____ Provided data
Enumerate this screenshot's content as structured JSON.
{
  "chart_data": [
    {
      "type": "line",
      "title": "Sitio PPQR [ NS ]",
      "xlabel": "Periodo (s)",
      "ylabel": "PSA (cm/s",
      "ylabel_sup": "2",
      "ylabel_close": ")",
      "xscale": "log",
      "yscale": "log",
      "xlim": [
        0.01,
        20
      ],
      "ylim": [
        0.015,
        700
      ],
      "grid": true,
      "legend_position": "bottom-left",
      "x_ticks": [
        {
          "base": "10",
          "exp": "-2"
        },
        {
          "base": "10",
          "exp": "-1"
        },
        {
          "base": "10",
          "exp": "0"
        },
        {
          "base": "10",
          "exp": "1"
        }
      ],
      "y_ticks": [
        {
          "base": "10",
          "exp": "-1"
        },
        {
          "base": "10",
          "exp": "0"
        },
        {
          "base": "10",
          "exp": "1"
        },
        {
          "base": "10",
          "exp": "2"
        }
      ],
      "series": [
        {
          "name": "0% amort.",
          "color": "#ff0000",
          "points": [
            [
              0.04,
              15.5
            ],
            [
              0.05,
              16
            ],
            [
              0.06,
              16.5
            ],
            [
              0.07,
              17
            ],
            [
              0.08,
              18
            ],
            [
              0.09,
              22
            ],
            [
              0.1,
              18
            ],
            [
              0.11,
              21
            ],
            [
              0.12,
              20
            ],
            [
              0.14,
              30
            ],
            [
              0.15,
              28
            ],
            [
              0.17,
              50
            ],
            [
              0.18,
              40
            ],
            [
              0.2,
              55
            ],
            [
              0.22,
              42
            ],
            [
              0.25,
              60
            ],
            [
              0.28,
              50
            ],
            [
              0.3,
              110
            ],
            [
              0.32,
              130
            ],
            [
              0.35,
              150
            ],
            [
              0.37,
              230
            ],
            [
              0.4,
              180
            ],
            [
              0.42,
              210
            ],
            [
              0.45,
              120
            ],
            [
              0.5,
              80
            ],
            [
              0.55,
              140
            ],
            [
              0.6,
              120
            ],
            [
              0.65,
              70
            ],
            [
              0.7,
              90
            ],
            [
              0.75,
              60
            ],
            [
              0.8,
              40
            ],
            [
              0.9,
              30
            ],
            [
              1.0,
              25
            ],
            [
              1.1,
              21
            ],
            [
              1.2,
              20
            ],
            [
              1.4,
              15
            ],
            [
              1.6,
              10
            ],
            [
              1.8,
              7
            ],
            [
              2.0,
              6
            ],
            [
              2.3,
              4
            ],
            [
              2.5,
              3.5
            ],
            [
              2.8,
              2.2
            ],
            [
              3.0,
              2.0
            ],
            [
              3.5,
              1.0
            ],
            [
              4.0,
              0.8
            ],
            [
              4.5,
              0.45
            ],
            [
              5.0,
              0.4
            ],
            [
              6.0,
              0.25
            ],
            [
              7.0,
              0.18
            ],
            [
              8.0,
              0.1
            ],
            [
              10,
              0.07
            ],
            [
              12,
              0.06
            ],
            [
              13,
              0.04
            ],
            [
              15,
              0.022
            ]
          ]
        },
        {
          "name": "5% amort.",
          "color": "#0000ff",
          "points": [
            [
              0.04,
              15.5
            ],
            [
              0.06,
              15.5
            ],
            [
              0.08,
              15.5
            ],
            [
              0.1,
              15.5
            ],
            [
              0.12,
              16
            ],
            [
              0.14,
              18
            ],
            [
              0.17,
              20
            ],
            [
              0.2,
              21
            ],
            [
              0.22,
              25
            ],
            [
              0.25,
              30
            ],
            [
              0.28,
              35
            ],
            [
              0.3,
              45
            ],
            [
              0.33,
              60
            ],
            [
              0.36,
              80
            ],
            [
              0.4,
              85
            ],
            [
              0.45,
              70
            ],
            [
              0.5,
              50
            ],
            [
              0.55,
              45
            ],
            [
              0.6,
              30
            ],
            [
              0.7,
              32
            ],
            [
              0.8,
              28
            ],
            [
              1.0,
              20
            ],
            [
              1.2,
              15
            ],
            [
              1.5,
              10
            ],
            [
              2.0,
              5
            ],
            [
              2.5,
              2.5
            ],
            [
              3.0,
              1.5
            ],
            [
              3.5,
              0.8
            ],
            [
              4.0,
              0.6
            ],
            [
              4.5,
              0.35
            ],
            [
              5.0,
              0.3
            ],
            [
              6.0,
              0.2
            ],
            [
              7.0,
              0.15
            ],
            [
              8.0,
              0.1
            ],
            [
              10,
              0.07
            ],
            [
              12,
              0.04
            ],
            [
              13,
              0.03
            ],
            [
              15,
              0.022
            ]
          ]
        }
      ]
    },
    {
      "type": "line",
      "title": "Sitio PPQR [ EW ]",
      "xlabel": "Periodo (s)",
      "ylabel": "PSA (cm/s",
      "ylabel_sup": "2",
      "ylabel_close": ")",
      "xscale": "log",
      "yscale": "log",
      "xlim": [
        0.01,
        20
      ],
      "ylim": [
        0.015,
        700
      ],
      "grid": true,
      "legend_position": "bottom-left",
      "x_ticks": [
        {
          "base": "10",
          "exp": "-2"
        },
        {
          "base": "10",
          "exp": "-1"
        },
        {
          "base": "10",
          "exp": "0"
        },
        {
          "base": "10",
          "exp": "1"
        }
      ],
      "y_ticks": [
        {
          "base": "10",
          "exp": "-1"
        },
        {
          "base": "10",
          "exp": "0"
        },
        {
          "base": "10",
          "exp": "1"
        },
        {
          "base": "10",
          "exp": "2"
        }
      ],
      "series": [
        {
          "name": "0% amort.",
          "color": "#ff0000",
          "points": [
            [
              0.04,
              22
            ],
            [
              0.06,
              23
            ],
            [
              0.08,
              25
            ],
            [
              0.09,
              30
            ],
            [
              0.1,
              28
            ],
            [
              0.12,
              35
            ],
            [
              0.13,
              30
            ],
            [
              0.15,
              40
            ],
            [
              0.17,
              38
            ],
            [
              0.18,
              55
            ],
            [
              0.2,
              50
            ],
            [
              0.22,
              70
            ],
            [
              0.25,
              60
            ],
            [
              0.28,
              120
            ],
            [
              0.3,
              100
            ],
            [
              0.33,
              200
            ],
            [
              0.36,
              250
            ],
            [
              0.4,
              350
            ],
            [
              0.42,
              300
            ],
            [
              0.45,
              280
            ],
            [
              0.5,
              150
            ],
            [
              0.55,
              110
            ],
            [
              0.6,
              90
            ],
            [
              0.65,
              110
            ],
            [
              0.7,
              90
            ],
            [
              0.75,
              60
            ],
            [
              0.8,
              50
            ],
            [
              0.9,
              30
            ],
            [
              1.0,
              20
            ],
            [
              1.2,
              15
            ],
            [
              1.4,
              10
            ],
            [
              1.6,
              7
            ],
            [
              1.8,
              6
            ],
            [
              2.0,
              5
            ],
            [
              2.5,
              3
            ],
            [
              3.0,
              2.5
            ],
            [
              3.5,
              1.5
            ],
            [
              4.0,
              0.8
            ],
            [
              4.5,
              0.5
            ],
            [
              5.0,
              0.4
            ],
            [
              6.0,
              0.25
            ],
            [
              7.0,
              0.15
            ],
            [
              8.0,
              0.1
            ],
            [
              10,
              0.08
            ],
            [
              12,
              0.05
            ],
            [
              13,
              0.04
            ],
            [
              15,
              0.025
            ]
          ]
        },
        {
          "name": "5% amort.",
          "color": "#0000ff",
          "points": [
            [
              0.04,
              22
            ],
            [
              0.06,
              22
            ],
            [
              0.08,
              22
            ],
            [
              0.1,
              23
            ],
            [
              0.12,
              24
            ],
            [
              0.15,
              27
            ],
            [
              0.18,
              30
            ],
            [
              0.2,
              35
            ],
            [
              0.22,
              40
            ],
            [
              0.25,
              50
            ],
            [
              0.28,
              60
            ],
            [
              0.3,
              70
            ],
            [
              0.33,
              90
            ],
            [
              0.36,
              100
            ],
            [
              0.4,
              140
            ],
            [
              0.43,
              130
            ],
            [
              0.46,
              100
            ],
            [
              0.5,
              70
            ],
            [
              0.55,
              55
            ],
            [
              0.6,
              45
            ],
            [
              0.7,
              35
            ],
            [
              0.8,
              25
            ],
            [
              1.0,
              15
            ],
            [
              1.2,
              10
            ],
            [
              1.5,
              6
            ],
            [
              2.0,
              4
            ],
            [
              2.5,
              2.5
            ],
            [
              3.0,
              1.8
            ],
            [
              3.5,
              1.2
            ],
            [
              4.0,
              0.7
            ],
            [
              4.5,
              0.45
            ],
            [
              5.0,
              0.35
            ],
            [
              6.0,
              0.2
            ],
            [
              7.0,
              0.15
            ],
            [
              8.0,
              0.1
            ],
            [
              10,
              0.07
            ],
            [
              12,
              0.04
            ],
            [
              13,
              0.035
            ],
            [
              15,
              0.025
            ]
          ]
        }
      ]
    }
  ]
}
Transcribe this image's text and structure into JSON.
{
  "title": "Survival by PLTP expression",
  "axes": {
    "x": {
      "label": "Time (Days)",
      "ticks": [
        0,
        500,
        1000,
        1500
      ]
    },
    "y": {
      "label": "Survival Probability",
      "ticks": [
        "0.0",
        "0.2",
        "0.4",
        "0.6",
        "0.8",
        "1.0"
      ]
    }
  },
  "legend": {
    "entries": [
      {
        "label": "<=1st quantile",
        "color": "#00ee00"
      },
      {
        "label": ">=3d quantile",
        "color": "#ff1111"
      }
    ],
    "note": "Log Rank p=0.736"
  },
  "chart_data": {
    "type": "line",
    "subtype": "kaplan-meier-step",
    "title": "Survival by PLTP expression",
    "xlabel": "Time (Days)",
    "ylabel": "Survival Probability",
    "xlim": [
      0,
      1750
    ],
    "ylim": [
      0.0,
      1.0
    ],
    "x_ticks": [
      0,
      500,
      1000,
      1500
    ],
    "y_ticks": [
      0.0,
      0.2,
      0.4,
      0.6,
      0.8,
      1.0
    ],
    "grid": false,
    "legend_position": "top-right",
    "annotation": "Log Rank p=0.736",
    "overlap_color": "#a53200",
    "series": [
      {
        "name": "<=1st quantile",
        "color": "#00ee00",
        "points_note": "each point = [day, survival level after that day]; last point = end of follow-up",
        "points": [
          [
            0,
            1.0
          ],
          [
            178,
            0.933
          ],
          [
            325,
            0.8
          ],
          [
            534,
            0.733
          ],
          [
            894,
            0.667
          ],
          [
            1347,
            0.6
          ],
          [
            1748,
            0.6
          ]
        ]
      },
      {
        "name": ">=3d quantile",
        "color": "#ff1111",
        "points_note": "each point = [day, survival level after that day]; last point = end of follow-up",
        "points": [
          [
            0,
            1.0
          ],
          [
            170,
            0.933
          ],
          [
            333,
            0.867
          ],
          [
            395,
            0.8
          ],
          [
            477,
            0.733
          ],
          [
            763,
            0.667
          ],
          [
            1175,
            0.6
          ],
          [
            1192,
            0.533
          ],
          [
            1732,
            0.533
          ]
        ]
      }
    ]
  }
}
________
The problem.
Your task is to collect every line above that contains the word "PLTP".

Result for this exercise.
  "title": "Survival by PLTP expression",
    "title": "Survival by PLTP expression",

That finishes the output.